#### [Records for processing]
+--
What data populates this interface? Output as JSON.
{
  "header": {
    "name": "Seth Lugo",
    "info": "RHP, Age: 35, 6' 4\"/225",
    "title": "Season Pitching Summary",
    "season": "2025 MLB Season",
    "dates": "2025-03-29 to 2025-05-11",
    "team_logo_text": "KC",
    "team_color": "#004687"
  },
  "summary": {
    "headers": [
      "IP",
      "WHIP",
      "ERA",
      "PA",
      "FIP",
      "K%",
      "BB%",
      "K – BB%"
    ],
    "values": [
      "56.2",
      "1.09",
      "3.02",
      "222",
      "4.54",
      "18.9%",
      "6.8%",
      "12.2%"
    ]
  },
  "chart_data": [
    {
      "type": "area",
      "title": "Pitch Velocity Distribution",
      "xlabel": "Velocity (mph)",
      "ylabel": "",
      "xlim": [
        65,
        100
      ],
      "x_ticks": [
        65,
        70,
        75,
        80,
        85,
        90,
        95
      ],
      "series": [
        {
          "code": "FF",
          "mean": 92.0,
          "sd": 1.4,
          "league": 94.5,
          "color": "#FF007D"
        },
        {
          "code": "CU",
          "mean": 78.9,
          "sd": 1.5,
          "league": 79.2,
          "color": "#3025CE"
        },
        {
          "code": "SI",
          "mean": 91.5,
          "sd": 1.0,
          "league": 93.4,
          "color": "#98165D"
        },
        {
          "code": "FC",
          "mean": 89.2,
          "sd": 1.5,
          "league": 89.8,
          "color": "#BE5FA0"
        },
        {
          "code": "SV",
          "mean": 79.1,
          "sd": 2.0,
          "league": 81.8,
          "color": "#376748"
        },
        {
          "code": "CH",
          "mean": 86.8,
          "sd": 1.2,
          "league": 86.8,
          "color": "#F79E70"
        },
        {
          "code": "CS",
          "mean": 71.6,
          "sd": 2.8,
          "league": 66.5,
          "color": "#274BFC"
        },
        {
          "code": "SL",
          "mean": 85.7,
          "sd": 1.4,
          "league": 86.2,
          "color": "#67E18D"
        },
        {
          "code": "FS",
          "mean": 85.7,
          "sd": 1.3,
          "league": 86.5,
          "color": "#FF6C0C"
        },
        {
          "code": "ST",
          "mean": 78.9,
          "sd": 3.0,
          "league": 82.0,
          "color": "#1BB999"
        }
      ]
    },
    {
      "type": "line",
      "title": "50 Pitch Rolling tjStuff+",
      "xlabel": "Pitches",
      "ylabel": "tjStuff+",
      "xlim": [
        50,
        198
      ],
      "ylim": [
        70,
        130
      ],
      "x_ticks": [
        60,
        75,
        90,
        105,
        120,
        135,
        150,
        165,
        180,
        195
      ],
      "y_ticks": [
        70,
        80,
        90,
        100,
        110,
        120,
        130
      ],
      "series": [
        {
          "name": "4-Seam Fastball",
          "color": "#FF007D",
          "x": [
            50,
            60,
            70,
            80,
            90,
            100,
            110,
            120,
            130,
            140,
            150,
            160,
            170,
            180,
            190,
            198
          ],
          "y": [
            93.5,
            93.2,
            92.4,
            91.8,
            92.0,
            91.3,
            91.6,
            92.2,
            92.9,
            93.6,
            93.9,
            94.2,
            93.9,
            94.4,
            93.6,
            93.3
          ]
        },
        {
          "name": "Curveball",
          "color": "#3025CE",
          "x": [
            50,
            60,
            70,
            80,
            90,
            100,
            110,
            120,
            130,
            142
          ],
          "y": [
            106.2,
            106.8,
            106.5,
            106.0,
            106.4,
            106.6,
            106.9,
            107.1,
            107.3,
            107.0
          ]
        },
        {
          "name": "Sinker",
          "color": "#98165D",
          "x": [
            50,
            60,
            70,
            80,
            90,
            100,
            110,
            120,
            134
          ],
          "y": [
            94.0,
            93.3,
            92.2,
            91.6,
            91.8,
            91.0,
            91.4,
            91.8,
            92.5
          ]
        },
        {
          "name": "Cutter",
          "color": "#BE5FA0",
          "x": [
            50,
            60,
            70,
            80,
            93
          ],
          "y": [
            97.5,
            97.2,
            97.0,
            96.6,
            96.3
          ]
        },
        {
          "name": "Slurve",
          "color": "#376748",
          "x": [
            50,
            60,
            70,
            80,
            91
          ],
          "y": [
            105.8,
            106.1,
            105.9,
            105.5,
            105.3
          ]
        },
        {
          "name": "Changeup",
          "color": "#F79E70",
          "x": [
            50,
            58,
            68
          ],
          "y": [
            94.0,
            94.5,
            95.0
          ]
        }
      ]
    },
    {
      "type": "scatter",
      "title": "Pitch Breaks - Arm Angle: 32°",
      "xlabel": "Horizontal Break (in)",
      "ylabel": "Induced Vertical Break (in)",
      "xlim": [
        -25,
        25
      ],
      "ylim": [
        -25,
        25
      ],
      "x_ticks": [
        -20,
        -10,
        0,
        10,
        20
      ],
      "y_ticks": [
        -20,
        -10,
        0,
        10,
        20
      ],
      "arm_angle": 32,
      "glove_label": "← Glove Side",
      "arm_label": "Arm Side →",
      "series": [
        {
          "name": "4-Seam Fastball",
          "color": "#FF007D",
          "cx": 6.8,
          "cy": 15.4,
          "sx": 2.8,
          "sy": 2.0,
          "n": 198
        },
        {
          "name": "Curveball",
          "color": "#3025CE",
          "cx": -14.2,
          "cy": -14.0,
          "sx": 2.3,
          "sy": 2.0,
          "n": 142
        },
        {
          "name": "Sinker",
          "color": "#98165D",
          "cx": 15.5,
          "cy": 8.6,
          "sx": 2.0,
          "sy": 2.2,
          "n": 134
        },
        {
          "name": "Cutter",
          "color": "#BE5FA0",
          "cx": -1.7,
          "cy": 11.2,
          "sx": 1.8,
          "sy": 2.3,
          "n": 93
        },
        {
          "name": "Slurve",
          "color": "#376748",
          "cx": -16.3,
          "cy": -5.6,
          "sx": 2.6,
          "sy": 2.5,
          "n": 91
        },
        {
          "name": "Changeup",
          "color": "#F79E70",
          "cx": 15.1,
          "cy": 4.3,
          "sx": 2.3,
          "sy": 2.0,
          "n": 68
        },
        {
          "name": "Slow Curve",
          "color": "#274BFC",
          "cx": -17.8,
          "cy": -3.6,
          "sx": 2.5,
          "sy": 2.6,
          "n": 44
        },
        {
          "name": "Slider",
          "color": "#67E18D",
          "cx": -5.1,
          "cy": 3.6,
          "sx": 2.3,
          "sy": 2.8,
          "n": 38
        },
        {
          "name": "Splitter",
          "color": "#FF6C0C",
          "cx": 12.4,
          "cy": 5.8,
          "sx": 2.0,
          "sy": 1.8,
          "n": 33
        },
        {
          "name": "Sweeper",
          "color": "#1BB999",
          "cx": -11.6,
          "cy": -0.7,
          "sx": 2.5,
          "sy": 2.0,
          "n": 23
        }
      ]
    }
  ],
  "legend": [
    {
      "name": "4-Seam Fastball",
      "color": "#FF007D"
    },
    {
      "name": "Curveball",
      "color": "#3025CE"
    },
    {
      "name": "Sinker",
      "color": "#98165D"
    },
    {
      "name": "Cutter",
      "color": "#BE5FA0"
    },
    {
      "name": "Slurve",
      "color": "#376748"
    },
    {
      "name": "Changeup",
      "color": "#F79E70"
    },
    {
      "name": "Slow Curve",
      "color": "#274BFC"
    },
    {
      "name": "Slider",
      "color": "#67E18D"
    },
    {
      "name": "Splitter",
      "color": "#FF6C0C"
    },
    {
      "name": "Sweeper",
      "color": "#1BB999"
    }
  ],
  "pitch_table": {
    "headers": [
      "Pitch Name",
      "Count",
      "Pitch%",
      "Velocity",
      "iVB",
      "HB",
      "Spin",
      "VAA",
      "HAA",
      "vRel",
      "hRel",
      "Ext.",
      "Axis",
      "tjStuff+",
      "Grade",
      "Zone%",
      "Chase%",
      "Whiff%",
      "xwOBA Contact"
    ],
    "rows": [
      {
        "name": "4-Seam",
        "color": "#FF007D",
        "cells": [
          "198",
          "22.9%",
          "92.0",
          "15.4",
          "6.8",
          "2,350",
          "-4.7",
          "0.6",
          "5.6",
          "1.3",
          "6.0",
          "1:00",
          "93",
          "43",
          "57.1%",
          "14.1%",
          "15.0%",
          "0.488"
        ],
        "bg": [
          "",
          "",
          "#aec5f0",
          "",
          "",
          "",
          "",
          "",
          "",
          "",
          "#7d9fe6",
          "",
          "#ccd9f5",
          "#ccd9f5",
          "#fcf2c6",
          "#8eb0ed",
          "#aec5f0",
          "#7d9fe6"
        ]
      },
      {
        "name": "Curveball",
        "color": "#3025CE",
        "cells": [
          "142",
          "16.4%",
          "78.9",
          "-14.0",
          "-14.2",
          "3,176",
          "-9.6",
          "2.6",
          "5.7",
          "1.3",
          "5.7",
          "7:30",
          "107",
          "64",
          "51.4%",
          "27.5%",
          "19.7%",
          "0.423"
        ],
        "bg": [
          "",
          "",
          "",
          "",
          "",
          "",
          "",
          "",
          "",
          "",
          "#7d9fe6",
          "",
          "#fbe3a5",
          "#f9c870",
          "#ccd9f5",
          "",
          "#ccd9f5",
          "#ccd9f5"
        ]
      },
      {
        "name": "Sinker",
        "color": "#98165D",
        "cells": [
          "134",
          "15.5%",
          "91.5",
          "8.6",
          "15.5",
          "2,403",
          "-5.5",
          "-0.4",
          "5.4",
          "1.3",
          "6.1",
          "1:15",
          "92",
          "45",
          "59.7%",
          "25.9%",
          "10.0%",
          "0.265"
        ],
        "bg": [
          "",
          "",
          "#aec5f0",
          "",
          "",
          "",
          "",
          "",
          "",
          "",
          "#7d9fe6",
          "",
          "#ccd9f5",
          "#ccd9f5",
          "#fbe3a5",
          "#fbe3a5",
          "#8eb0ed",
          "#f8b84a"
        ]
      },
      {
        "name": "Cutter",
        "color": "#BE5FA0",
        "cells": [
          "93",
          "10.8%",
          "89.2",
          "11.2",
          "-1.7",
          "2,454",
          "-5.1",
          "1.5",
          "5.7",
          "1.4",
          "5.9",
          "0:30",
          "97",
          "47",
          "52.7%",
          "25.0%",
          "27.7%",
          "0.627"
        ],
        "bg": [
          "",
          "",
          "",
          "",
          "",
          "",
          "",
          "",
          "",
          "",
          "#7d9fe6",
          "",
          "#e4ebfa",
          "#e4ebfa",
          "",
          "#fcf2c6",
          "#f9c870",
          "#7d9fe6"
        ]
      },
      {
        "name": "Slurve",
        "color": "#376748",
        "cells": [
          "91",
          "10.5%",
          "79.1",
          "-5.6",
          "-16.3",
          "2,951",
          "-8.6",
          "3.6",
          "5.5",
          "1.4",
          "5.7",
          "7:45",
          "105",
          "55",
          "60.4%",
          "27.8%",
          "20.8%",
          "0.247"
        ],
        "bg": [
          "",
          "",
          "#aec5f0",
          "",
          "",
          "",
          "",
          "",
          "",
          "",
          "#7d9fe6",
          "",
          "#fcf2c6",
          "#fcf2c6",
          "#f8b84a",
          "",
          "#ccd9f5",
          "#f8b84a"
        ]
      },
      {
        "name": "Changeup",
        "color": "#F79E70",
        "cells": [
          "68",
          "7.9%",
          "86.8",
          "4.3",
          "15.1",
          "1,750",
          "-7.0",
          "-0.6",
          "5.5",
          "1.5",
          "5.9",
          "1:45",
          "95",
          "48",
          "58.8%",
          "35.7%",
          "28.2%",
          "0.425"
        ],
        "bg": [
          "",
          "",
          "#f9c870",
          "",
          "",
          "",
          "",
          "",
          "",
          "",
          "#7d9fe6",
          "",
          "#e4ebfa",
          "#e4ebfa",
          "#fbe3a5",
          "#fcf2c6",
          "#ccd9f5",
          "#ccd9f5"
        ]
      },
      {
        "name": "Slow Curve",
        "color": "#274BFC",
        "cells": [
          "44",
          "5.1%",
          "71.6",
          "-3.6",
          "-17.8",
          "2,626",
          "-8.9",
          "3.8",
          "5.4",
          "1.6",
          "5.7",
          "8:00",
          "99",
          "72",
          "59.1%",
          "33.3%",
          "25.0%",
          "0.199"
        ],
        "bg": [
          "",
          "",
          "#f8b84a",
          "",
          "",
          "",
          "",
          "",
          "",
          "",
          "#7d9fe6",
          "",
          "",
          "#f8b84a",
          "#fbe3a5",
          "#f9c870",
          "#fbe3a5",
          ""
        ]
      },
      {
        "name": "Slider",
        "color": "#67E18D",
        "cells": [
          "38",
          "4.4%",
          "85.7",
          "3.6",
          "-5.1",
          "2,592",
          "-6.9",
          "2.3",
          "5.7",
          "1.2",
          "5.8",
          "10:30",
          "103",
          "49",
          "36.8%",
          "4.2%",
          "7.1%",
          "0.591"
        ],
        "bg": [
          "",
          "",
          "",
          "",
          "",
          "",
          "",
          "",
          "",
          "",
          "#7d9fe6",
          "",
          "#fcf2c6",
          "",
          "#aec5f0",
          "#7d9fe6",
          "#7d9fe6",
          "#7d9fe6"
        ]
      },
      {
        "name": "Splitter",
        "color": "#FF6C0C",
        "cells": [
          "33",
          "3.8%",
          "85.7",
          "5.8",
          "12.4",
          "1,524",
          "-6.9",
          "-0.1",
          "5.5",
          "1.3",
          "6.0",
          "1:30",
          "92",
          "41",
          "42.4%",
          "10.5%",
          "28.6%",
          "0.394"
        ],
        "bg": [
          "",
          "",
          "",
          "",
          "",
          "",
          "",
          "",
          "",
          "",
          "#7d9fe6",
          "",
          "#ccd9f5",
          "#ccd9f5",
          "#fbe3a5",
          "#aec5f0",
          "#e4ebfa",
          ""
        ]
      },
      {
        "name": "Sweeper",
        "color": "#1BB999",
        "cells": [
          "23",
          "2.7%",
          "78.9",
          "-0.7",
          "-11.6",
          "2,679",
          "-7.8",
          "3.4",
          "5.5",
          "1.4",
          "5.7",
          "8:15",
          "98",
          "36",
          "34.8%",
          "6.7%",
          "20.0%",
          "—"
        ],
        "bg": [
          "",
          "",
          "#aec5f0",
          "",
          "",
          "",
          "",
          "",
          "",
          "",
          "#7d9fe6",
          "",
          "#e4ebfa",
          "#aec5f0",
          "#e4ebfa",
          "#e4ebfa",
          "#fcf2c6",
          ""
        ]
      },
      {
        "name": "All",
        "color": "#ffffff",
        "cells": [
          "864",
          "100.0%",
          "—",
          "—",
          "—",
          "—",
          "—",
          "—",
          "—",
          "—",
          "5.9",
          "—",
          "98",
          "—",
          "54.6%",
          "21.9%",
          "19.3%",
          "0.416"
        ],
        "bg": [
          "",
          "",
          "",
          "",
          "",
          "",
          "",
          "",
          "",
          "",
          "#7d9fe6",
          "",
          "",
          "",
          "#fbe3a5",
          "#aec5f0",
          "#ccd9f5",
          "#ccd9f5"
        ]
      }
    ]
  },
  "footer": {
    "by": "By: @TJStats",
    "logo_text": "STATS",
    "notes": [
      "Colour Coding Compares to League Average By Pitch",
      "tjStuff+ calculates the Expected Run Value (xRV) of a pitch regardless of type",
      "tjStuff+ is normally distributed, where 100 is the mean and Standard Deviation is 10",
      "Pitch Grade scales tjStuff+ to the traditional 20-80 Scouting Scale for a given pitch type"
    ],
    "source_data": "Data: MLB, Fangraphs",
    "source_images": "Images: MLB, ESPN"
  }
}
+--
#### [Stated task]
Which lines hold the word "Sinker"? Copy each of them from the records.

#### [Exercise output]
          "name": "Sinker",
          "name": "Sinker",
      "name": "Sinker",
        "name": "Sinker",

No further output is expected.